[Given instruction]:
Can you copy the lines from the one that contains "Decode this chart: output" through the end of the material below, exactly and with nothing else?

[Input rows]:
════════════════════
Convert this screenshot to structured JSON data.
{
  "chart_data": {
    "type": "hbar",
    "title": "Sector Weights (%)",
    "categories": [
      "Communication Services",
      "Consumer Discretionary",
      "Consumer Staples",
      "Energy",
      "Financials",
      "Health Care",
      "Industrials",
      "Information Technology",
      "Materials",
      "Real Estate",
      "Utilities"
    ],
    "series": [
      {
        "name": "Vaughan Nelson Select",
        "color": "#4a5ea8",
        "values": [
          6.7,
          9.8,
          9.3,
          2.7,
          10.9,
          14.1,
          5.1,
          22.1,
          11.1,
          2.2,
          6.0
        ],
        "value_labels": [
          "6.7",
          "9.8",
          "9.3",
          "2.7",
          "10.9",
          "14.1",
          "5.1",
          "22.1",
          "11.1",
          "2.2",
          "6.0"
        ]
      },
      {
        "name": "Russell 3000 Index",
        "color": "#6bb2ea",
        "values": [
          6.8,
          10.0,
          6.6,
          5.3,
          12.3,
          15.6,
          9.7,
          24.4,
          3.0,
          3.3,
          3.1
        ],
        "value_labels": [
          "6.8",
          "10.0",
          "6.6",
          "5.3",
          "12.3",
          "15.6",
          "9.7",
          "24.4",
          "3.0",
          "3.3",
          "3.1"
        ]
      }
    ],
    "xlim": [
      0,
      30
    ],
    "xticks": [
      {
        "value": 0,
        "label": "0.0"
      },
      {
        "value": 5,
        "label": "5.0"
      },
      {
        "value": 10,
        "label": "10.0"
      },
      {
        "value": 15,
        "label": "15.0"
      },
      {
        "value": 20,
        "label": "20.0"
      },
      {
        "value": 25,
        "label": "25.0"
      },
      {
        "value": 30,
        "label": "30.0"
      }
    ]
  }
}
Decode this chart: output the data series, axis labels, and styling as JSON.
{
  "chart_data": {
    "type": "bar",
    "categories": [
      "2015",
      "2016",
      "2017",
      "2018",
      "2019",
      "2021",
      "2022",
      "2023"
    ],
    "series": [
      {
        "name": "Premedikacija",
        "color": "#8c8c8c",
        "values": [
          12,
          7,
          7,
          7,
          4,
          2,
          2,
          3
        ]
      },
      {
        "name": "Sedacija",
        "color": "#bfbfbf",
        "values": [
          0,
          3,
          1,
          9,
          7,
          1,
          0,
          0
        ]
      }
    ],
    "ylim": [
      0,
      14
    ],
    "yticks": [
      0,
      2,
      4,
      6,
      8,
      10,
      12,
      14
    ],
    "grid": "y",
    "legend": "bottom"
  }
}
════════════════════
[Expected answer]:
Decode this chart: output the data series, axis labels, and styling as JSON.
{
  "chart_data": {
    "type": "bar",
    "categories": [
      "2015",
      "2016",
      "2017",
      "2018",
      "2019",
      "2021",
      "2022",
      "2023"
    ],
    "series": [
      {
        "name": "Premedikacija",
        "color": "#8c8c8c",
        "values": [
          12,
          7,
          7,
          7,
          4,
          2,
          2,
          3
        ]
      },
      {
        "name": "Sedacija",
        "color": "#bfbfbf",
        "values": [
          0,
          3,
          1,
          9,
          7,
          1,
          0,
          0
        ]
      }
    ],
    "ylim": [
      0,
      14
    ],
    "yticks": [
      0,
      2,
      4,
      6,
      8,
      10,
      12,
      14
    ],
    "grid": "y",
    "legend": "bottom"
  }
}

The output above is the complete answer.